=== Given exercise ===
Note each line where "Bahrenfelderst" appears, and copy it.

####

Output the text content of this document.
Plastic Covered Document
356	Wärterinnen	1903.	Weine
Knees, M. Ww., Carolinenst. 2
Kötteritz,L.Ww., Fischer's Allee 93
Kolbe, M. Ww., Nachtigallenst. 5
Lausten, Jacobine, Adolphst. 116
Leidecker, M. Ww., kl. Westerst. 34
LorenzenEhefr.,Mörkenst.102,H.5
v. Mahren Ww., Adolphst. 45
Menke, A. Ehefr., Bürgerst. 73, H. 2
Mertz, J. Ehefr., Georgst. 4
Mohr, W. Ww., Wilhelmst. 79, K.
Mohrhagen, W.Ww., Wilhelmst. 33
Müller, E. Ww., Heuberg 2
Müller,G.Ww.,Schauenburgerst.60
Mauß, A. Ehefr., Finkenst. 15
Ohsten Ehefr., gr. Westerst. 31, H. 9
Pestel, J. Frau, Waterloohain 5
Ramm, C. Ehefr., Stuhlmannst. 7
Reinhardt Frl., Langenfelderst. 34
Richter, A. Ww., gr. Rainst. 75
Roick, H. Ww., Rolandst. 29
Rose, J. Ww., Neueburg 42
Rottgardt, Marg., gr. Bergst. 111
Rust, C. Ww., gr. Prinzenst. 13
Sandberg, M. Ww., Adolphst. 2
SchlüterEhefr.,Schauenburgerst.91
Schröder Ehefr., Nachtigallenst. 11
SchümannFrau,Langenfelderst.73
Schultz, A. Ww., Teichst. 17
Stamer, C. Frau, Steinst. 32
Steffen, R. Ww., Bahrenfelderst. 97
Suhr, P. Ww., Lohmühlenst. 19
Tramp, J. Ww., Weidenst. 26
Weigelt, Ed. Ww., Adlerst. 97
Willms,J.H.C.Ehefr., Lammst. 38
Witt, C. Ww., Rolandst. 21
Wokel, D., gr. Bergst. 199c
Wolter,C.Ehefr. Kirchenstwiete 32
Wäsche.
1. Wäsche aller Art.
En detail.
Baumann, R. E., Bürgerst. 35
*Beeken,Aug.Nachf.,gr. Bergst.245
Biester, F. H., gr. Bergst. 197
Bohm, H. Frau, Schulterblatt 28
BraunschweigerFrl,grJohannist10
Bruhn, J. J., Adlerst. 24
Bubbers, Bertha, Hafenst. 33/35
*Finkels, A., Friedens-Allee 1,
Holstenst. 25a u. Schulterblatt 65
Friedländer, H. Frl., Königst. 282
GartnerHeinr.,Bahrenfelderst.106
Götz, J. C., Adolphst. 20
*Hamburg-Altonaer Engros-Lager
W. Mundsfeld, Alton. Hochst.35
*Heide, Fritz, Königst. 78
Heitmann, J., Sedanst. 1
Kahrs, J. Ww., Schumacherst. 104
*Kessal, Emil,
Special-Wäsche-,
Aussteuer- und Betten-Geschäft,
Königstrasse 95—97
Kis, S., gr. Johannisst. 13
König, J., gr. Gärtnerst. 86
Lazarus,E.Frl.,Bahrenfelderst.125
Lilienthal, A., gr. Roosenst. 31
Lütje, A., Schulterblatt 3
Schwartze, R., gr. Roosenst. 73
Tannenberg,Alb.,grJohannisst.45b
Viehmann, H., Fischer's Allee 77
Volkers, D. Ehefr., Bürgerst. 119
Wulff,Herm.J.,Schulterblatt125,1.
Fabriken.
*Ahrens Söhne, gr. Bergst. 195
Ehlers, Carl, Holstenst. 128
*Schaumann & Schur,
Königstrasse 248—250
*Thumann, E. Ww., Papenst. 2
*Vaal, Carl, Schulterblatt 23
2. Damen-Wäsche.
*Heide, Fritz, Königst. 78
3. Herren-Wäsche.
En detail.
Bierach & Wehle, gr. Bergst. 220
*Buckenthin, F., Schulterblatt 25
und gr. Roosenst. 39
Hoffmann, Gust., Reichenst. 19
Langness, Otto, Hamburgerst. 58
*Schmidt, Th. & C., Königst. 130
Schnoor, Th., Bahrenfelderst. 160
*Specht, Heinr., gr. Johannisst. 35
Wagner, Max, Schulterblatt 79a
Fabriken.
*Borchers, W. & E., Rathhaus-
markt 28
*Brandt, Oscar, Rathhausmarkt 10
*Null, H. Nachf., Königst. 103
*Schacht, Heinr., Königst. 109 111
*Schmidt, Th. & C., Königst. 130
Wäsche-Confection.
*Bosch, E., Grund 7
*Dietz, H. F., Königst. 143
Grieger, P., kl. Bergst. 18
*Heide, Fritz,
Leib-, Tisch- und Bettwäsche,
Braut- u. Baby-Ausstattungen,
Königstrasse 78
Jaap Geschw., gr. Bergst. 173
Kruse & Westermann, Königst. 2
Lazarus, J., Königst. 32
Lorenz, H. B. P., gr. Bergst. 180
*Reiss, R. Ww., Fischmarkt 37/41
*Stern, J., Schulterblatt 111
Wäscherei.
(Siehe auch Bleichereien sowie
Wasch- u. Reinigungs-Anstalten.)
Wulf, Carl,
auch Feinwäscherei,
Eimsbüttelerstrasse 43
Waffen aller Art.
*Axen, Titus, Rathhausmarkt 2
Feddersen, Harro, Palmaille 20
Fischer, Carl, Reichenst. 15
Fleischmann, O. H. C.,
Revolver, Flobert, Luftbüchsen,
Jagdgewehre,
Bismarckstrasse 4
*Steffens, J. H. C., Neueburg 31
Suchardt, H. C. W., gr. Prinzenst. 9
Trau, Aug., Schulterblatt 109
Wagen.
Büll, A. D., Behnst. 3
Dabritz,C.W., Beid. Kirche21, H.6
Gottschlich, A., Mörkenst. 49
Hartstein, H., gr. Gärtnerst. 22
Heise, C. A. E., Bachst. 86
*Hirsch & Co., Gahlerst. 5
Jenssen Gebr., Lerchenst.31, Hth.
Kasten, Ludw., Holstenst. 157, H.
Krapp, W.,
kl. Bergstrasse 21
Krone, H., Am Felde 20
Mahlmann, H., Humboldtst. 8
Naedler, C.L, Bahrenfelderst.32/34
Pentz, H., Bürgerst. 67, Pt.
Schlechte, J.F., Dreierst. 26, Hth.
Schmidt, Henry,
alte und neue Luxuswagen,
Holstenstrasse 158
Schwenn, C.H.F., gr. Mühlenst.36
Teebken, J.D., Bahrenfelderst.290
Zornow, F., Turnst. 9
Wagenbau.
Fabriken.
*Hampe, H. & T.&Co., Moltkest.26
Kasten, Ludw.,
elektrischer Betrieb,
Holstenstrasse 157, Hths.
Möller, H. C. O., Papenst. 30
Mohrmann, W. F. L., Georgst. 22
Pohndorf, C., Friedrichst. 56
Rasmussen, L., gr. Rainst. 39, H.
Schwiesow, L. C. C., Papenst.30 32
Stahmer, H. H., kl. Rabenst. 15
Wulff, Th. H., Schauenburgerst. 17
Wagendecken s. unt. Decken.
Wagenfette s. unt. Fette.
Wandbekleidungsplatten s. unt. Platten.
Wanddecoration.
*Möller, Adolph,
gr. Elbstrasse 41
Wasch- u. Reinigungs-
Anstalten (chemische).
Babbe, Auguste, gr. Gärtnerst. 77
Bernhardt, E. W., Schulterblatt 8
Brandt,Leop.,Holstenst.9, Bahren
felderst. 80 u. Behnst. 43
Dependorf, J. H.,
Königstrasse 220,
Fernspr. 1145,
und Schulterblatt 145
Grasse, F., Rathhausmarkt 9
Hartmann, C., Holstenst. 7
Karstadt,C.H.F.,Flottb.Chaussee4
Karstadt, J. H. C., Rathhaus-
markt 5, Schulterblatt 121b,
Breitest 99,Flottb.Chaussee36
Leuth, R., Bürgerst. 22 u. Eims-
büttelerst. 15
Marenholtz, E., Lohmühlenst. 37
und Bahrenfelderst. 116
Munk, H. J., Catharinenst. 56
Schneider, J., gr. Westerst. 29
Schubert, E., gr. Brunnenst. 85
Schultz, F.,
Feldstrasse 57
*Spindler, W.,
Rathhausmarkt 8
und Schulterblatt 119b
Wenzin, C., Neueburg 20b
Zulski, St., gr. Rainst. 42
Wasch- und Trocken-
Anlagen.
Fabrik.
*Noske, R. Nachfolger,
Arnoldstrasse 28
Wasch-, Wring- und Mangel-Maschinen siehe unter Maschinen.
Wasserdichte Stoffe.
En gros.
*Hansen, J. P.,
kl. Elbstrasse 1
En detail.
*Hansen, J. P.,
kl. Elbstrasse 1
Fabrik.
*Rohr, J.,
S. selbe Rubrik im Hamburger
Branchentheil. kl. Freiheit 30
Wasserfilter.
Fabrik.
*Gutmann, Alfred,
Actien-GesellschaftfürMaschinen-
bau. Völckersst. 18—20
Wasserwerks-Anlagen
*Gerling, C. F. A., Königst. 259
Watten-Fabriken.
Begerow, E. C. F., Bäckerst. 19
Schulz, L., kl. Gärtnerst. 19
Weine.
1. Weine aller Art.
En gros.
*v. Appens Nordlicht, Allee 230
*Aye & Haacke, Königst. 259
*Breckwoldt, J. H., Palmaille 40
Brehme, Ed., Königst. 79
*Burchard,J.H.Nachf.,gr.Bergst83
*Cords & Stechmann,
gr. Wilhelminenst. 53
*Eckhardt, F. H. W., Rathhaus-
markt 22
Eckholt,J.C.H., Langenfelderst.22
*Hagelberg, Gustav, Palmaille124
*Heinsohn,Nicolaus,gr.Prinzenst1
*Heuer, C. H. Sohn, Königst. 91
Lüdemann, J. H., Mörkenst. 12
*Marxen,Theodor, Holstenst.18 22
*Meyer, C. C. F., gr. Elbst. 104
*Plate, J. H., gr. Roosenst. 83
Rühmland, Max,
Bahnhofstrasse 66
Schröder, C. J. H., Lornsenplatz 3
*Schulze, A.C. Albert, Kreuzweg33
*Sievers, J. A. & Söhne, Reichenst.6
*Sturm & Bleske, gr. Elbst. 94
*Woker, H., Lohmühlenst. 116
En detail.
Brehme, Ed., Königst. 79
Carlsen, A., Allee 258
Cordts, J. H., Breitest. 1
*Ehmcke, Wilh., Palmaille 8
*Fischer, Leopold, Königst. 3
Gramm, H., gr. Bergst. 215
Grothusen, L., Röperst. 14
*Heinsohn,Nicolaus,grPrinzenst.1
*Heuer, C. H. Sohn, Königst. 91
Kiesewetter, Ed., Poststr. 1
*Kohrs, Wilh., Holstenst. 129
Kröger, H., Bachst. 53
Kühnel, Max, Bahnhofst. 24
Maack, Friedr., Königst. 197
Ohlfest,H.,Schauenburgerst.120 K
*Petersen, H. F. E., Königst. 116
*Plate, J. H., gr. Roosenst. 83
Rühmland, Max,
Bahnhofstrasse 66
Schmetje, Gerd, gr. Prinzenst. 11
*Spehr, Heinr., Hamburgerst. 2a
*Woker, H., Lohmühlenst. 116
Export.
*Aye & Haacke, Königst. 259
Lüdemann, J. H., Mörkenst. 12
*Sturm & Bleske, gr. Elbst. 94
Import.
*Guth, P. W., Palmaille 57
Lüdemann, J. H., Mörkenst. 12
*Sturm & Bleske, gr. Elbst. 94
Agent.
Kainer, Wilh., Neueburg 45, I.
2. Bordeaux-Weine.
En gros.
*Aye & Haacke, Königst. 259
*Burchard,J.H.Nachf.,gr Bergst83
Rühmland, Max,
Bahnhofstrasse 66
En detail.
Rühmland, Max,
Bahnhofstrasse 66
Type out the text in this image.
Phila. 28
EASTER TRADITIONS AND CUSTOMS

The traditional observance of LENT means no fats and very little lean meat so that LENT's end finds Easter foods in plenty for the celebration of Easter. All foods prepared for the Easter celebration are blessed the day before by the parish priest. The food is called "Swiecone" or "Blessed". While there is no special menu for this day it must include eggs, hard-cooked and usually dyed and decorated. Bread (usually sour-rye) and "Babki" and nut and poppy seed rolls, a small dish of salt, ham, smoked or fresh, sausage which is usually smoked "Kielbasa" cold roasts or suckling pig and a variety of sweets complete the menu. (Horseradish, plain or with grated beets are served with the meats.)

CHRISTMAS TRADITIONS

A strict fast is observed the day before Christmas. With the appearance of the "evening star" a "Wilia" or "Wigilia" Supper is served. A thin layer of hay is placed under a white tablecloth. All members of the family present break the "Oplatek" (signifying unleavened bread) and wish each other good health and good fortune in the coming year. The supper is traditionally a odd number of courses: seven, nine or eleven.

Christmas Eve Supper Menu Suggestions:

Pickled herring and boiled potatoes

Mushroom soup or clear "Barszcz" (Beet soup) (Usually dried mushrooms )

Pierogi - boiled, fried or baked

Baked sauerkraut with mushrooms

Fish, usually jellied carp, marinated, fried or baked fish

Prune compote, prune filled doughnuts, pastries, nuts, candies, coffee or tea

####

=== Response to the task ===
Steffen, R. Ww., Bahrenfelderst. 97
GartnerHeinr.,Bahrenfelderst.106
Lazarus,E.Frl.,Bahrenfelderst.125
Schnoor, Th., Bahrenfelderst. 160
Naedler, C.L, Bahrenfelderst.32/34
Teebken, J.D., Bahrenfelderst.290
und Bahrenfelderst. 116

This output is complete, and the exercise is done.